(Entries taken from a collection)
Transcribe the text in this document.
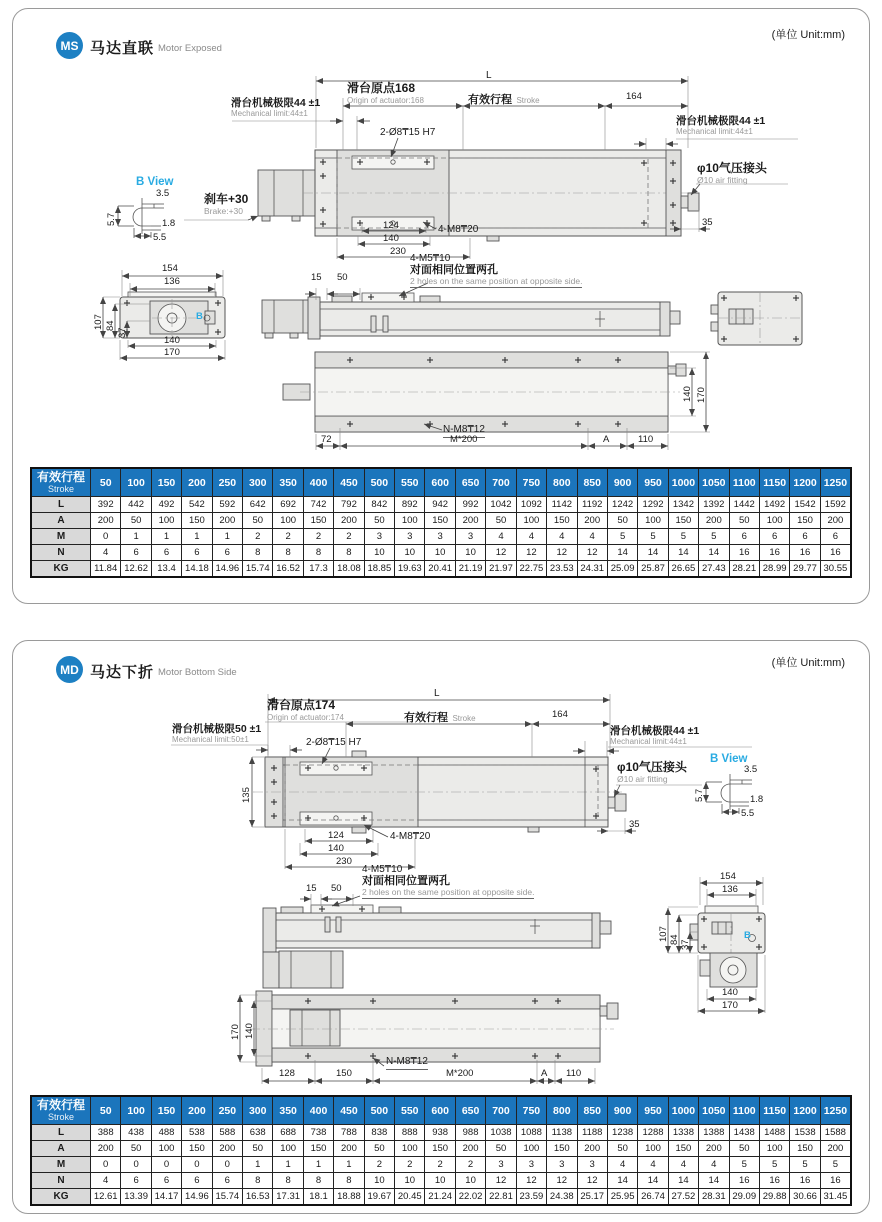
MS 马达直联 Motor Exposed
(单位 Unit:mm)
MD 马达下折 Motor Bottom Side
(单位 Unit:mm)
L
滑台原点168
Origin of actuator:168	有效行程 Stroke	164
滑台机械极限44 ±1
Mechanical limit:44±1
滑台机械极限44 ±1
Mechanical limit:44±1
2-Ø8₸15 H7
刹车+30
Brake:+30
B View
3.5
5.7	1.8
5.5
124
140
230
4-M8₸20
φ10气压接头
Ø10 air fitting
35
4-M5₸10
对面相同位置两孔
2 holes on the same position at opposite side.
15 50
154
136
107 84
37
140
170
B
N-M8₸12
72	M*200	A	110
140 170
有效行程
Stroke	50	100	150	200	250	300	350	400	450	500	550	600	650	700	750	800	850	900	950	1000	1050	1100	1150	1200	1250
L	392	442	492	542	592	642	692	742	792	842	892	942	992	1042	1092	1142	1192	1242	1292	1342	1392	1442	1492	1542	1592
A	200	50	100	150	200	50	100	150	200	50	100	150	200	50	100	150	200	50	100	150	200	50	100	150	200
M	0	1	1	1	1	2	2	2	2	3	3	3	3	4	4	4	4	5	5	5	5	6	6	6	6
N	4	6	6	6	6	8	8	8	8	10	10	10	10	12	12	12	12	14	14	14	14	16	16	16	16
KG	11.84	12.62	13.4	14.18	14.96	15.74	16.52	17.3	18.08	18.85	19.63	20.41	21.19	21.97	22.75	23.53	24.31	25.09	25.87	26.65	27.43	28.21	28.99	29.77	30.55
L
滑台原点174
Origin of actuator:174	有效行程 Stroke	164
滑台机械极限50 ±1
Mechanical limit:50±1
滑台机械极限44 ±1
Mechanical limit:44±1
2-Ø8₸15 H7
135
124
140
230
4-M8₸20
4-M5₸10
对面相同位置两孔
2 holes on the same position at opposite side.
15 50
φ10气压接头
Ø10 air fitting
35
B View
3.5
5.7	1.8
5.5
154
136
107 84 37
B
140
170
170 140
128	150	M*200	A 110
N-M8₸12
有效行程
Stroke	50	100	150	200	250	300	350	400	450	500	550	600	650	700	750	800	850	900	950	1000	1050	1100	1150	1200	1250
L	388	438	488	538	588	638	688	738	788	838	888	938	988	1038	1088	1138	1188	1238	1288	1338	1388	1438	1488	1538	1588
A	200	50	100	150	200	50	100	150	200	50	100	150	200	50	100	150	200	50	100	150	200	50	100	150	200
M	0	0	0	0	0	1	1	1	1	2	2	2	2	3	3	3	3	4	4	4	4	5	5	5	5
N	4	6	6	6	6	8	8	8	8	10	10	10	10	12	12	12	12	14	14	14	14	16	16	16	16
KG	12.61	13.39	14.17	14.96	15.74	16.53	17.31	18.1	18.88	19.67	20.45	21.24	22.02	22.81	23.59	24.38	25.17	25.95	26.74	27.52	28.31	29.09	29.88	30.66	31.45
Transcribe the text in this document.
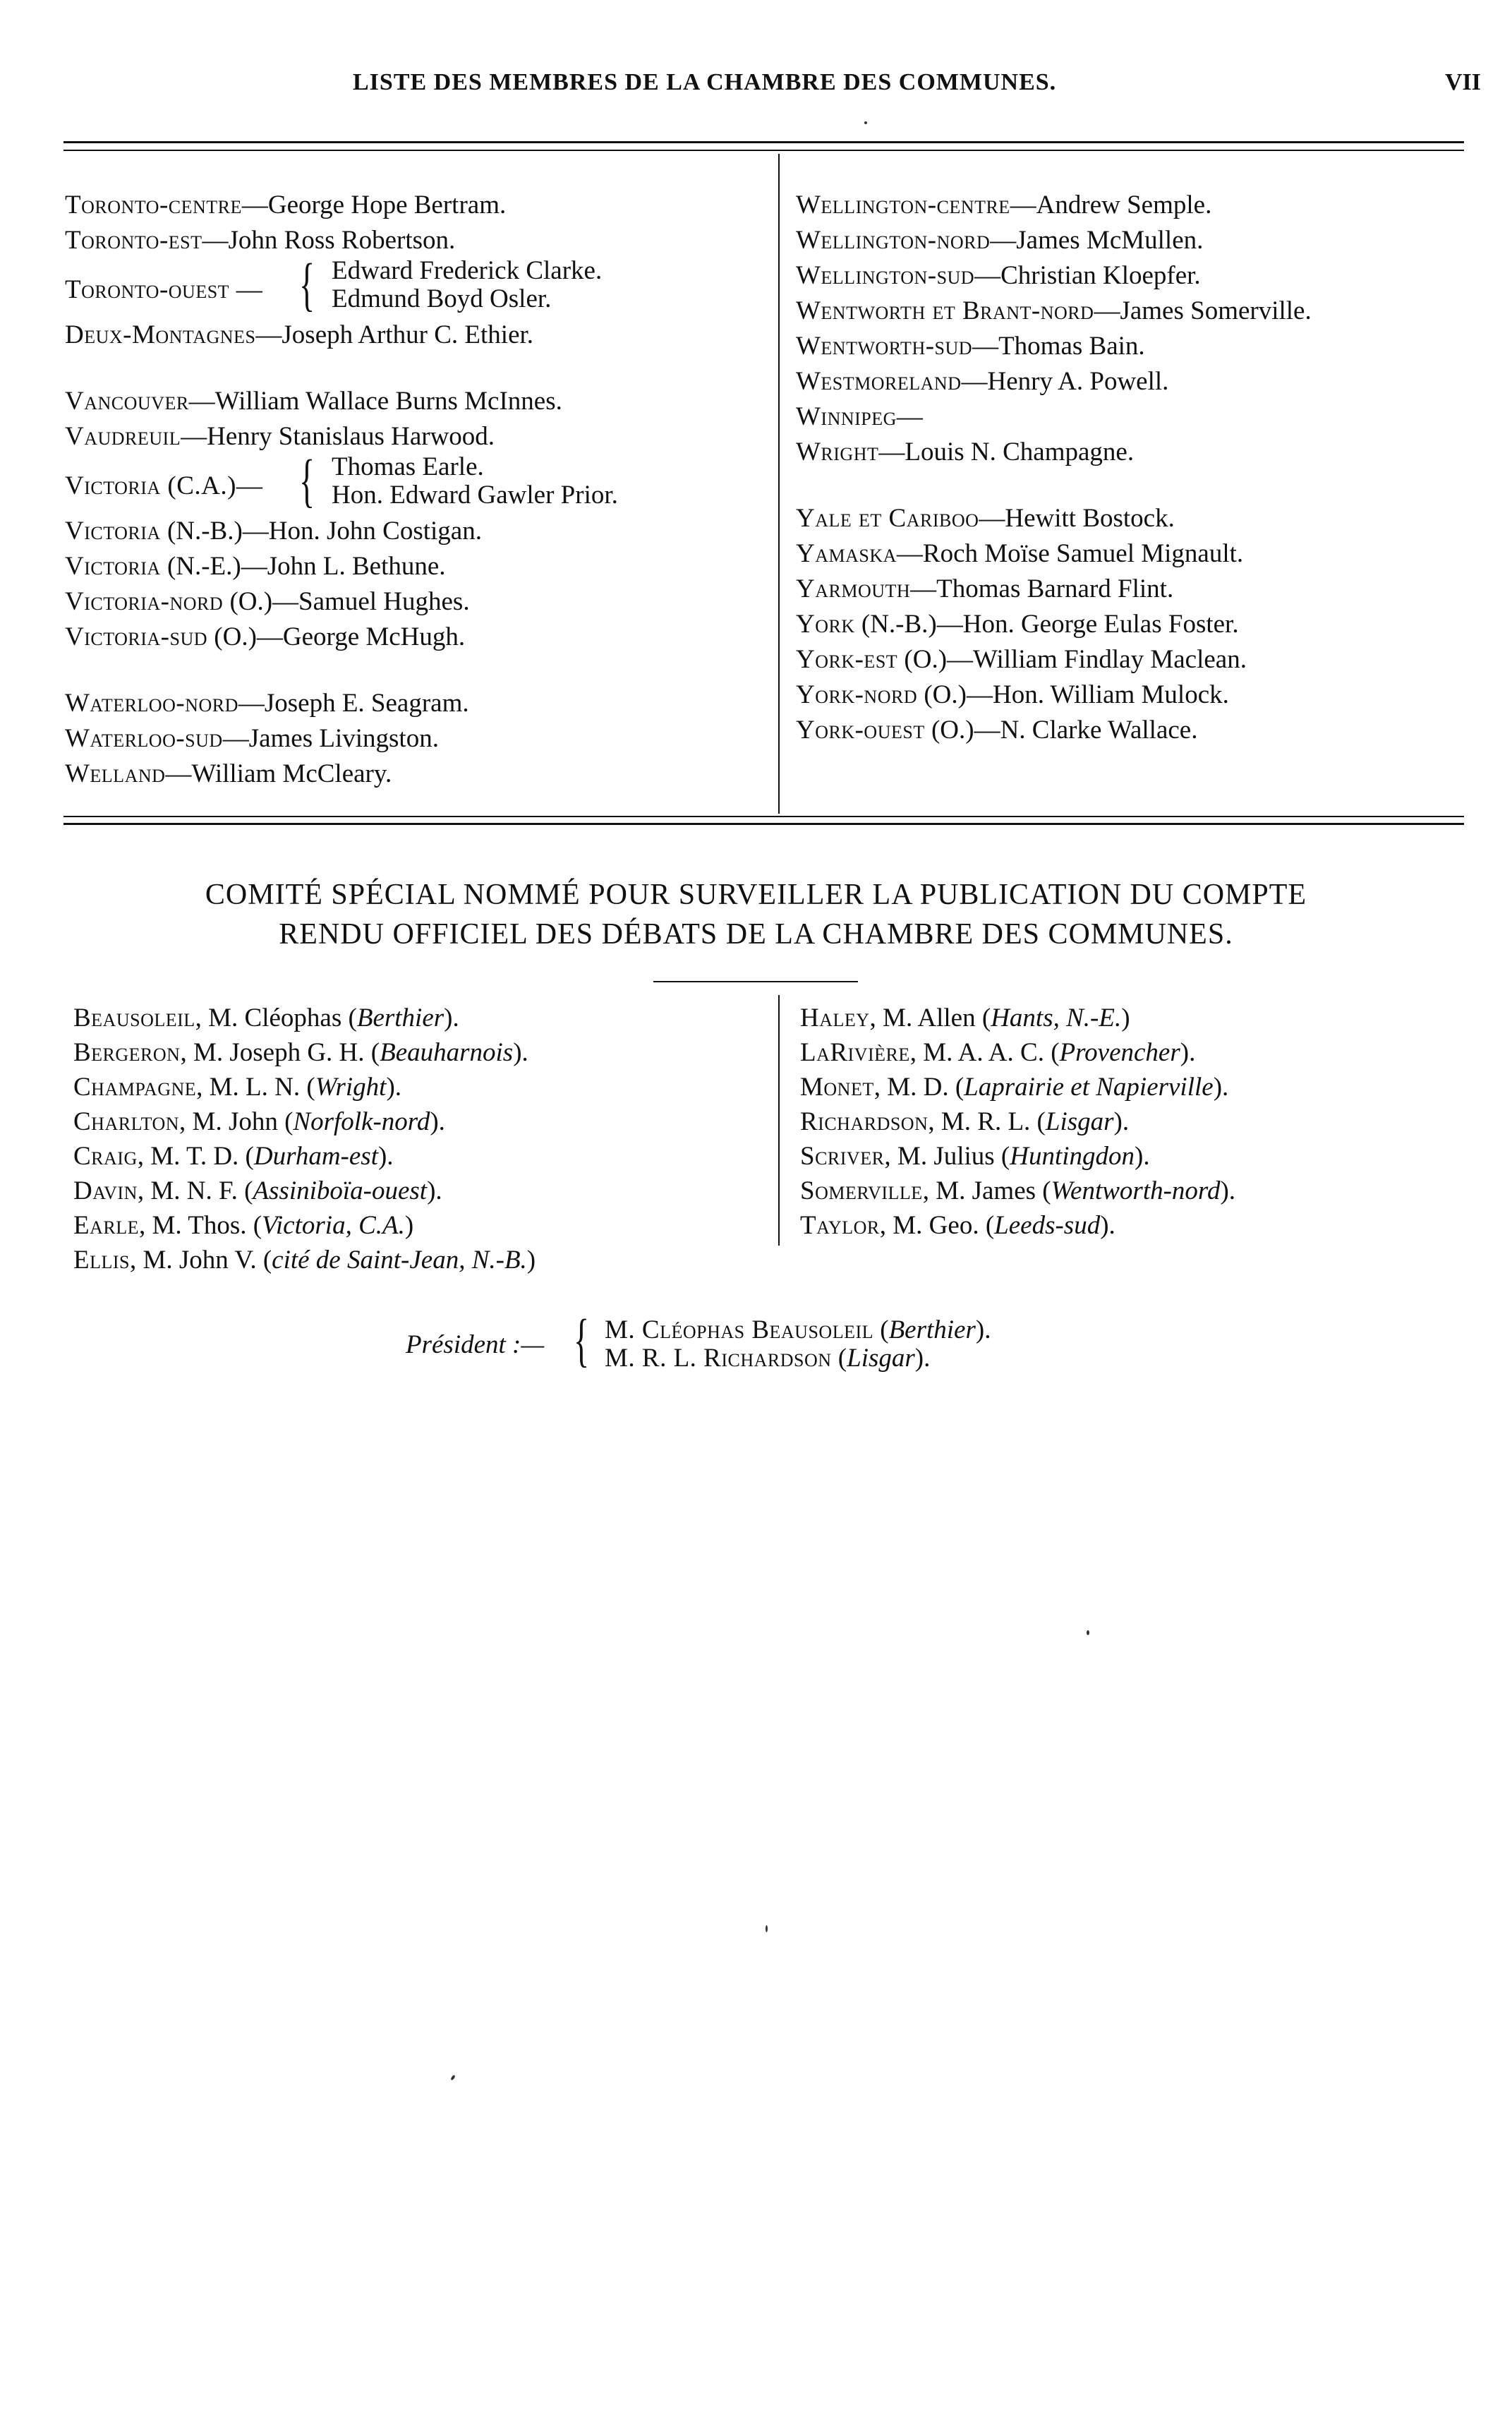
LISTE DES MEMBRES DE LA CHAMBRE DES COMMUNES.	VII
Toronto-centre—George Hope Bertram.
Toronto-est—John Ross Robertson.
Toronto-ouest — { Edward Frederick Clarke.
Edmund Boyd Osler.
Deux-Montagnes—Joseph Arthur C. Ethier.
Vancouver—William Wallace Burns McInnes.
Vaudreuil—Henry Stanislaus Harwood.
Victoria (C.A.)— { Thomas Earle.
Hon. Edward Gawler Prior.
Victoria (N.-B.)—Hon. John Costigan.
Victoria (N.-E.)—John L. Bethune.
Victoria-nord (O.)—Samuel Hughes.
Victoria-sud (O.)—George McHugh.
Waterloo-nord—Joseph E. Seagram.
Waterloo-sud—James Livingston.
Welland—William McCleary.
Wellington-centre—Andrew Semple.
Wellington-nord—James McMullen.
Wellington-sud—Christian Kloepfer.
Wentworth et Brant-nord—James Somerville.
Wentworth-sud—Thomas Bain.
Westmoreland—Henry A. Powell.
Winnipeg—
Wright—Louis N. Champagne.
Yale et Cariboo—Hewitt Bostock.
Yamaska—Roch Moïse Samuel Mignault.
Yarmouth—Thomas Barnard Flint.
York (N.-B.)—Hon. George Eulas Foster.
York-est (O.)—William Findlay Maclean.
York-nord (O.)—Hon. William Mulock.
York-ouest (O.)—N. Clarke Wallace.
COMITÉ SPÉCIAL NOMMÉ POUR SURVEILLER LA PUBLICATION DU COMPTE
RENDU OFFICIEL DES DÉBATS DE LA CHAMBRE DES COMMUNES.
Beausoleil, M. Cléophas (Berthier).
Bergeron, M. Joseph G. H. (Beauharnois).
Champagne, M. L. N. (Wright).
Charlton, M. John (Norfolk-nord).
Craig, M. T. D. (Durham-est).
Davin, M. N. F. (Assiniboïa-ouest).
Earle, M. Thos. (Victoria, C.A.)
Ellis, M. John V. (cité de Saint-Jean, N.-B.)
Haley, M. Allen (Hants, N.-E.)
LaRivière, M. A. A. C. (Provencher).
Monet, M. D. (Laprairie et Napierville).
Richardson, M. R. L. (Lisgar).
Scriver, M. Julius (Huntingdon).
Somerville, M. James (Wentworth-nord).
Taylor, M. Geo. (Leeds-sud).
Président :— { M. Cléophas Beausoleil (Berthier).
M. R. L. Richardson (Lisgar).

STATED GOAL: Count all lines of the data that include "Wright". The answer is the number alone.

FINISHED ANSWER: 2